(PROBLEM):
Work out how many lines hold the string "into". The answer is a single number, nothing more.

++++ MATERIAL SHOWN ++++

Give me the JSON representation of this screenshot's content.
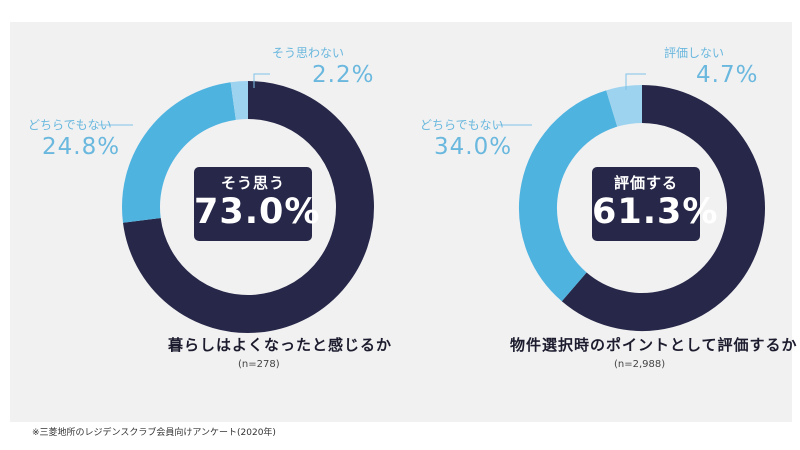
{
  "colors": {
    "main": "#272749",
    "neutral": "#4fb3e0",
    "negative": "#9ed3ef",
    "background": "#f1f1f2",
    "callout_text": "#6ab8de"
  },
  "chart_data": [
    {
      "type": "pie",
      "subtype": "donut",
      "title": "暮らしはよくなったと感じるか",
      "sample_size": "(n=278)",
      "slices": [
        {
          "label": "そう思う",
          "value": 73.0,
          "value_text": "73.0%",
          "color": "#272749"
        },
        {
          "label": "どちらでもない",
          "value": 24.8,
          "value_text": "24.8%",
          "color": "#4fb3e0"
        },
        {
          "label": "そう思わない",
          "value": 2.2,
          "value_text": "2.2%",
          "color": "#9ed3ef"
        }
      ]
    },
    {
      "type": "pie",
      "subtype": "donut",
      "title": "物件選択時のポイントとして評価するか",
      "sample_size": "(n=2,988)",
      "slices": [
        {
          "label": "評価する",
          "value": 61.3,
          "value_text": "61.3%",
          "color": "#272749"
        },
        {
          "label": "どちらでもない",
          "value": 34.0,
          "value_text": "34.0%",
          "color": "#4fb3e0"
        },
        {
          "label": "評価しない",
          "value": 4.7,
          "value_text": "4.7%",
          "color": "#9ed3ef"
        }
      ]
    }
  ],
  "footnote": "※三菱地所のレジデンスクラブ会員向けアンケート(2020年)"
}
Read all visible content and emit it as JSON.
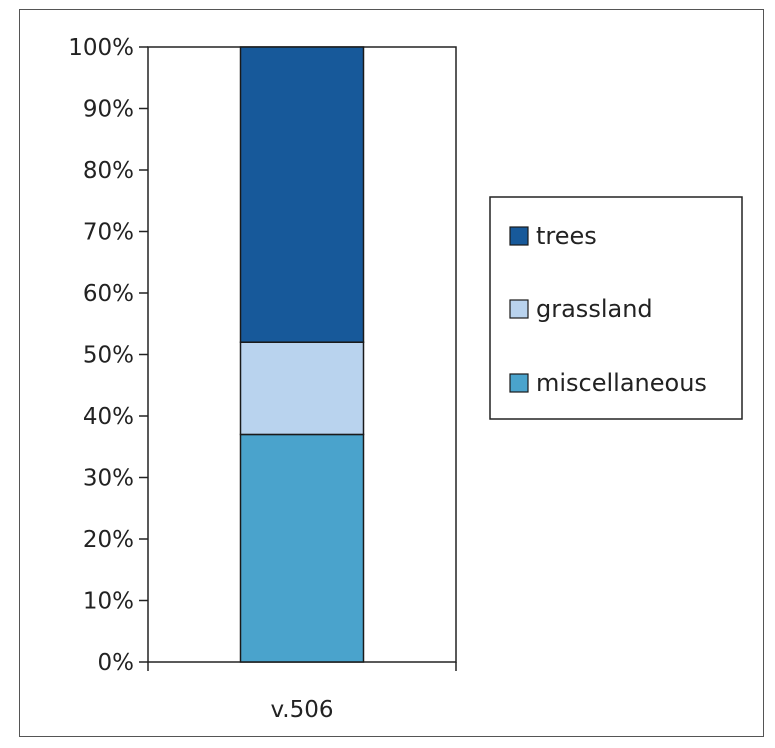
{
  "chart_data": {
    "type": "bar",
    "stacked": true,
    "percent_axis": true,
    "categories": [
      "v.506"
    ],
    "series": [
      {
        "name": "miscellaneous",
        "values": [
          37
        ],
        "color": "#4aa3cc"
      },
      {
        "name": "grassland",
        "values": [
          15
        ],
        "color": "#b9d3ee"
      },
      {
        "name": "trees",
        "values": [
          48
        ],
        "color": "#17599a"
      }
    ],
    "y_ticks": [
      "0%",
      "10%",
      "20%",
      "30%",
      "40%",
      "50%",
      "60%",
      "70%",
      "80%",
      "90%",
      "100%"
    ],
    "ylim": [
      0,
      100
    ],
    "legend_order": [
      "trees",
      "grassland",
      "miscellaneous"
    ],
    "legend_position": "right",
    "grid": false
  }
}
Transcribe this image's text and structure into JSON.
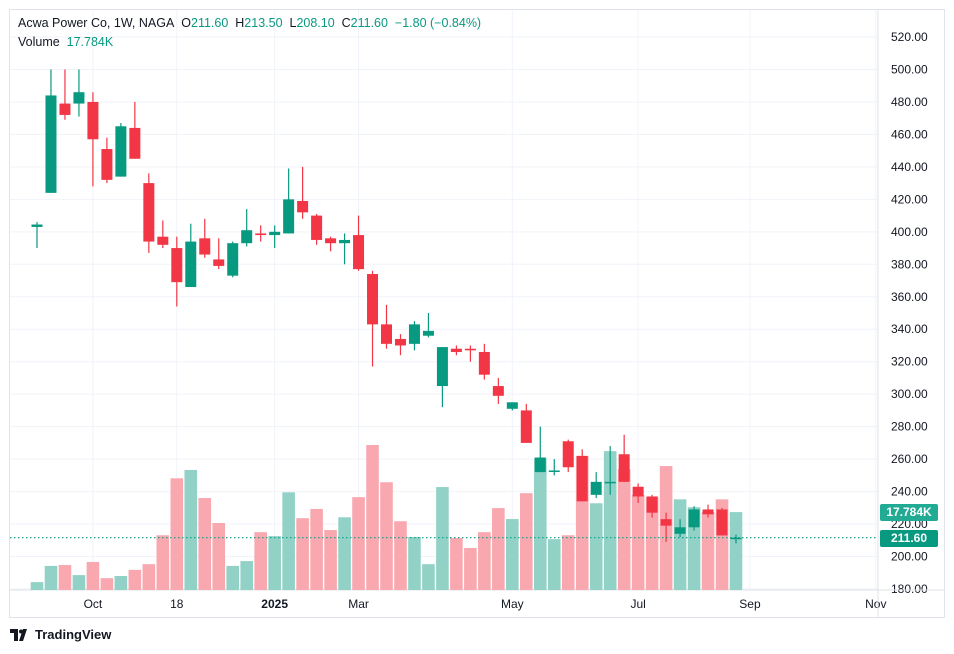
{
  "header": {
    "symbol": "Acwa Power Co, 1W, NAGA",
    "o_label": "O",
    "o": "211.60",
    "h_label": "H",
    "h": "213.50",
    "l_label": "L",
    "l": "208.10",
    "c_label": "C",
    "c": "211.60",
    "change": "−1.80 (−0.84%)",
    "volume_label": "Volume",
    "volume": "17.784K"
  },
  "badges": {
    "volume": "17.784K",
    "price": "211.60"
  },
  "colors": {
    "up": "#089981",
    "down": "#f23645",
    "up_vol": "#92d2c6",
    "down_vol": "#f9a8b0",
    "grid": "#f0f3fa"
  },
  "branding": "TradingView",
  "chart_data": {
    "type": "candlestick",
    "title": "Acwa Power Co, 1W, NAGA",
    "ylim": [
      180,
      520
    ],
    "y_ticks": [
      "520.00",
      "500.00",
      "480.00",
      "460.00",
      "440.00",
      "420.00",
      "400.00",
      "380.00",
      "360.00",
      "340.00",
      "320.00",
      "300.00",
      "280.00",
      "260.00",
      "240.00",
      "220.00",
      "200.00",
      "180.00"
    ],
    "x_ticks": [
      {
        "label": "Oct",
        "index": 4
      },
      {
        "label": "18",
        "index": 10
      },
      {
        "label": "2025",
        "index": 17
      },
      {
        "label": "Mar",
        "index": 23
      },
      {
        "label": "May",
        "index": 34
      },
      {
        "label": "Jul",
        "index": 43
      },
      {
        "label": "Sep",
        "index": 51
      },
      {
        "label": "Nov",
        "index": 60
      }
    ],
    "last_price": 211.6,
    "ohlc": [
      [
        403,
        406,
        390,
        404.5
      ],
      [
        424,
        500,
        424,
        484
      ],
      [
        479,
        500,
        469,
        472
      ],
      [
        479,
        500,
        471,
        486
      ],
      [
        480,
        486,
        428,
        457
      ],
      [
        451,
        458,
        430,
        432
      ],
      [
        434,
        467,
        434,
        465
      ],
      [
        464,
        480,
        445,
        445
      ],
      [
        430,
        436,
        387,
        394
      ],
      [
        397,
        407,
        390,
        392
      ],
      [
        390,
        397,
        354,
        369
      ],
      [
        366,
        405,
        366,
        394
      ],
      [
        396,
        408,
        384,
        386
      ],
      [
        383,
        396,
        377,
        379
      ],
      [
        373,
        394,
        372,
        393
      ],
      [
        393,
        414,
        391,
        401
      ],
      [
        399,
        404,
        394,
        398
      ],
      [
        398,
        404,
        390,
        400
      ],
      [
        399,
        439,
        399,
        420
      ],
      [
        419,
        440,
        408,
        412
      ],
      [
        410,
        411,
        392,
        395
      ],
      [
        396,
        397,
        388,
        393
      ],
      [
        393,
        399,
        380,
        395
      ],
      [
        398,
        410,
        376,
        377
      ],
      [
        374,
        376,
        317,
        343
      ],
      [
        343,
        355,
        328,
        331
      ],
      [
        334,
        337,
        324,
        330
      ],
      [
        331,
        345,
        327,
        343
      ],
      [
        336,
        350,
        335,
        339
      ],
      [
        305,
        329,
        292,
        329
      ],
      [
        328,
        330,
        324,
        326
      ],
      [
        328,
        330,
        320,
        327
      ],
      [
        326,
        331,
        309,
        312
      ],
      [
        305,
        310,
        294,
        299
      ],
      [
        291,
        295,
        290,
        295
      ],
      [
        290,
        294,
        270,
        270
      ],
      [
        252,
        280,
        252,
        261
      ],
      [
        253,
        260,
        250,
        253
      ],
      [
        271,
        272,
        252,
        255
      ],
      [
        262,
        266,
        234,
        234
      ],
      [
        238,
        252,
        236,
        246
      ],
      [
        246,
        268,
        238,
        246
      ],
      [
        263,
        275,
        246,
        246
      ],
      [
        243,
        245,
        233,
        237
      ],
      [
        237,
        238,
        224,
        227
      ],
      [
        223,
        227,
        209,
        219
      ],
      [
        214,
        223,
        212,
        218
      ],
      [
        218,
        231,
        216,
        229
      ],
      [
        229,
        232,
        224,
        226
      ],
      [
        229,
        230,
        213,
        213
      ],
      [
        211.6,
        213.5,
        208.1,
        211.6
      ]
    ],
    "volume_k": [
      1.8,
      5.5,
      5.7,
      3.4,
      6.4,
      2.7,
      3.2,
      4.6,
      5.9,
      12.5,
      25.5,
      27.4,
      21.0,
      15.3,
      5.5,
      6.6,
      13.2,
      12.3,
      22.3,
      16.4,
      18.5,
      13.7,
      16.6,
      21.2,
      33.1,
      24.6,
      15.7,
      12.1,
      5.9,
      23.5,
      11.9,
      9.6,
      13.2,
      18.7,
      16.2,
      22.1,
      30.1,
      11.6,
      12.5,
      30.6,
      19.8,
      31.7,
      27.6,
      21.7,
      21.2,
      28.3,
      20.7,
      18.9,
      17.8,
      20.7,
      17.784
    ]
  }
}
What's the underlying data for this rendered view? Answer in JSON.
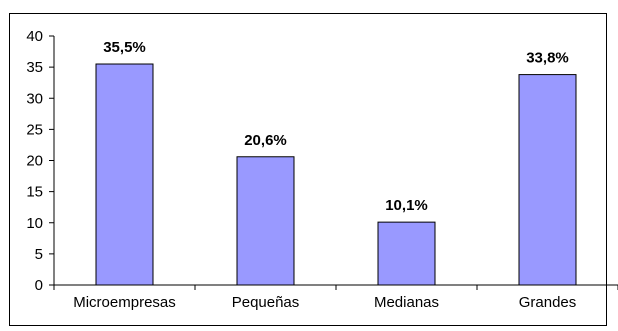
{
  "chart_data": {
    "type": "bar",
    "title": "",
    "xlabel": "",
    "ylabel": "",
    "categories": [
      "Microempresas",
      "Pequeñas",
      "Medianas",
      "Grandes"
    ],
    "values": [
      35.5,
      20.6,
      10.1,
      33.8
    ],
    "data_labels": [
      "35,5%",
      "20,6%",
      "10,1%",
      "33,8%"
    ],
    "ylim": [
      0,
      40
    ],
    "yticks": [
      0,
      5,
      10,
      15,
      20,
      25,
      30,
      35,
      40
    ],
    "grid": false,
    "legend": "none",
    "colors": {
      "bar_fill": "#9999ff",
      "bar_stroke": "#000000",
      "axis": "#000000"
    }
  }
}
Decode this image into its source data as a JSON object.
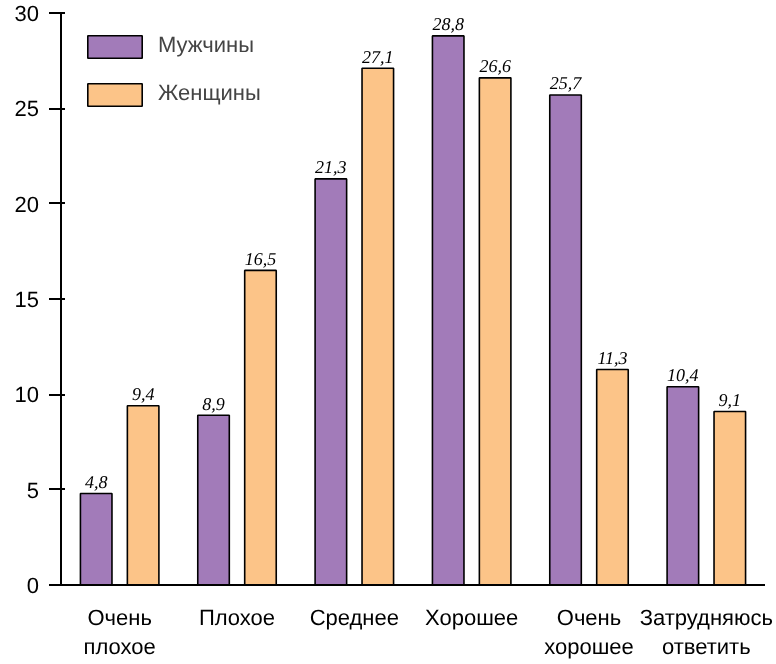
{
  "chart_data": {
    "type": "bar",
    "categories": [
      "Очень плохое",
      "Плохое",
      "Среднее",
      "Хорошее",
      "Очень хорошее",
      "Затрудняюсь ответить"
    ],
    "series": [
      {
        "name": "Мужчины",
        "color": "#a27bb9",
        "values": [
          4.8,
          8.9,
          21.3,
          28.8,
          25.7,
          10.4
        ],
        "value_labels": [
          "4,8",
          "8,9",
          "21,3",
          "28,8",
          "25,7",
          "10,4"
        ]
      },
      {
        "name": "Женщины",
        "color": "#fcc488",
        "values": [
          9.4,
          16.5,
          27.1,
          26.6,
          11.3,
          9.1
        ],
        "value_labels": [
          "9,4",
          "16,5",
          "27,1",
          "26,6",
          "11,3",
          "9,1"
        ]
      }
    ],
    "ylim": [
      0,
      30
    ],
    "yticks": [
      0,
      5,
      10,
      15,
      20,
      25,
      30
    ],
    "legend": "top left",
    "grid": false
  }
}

++++

(SOLUTION):
2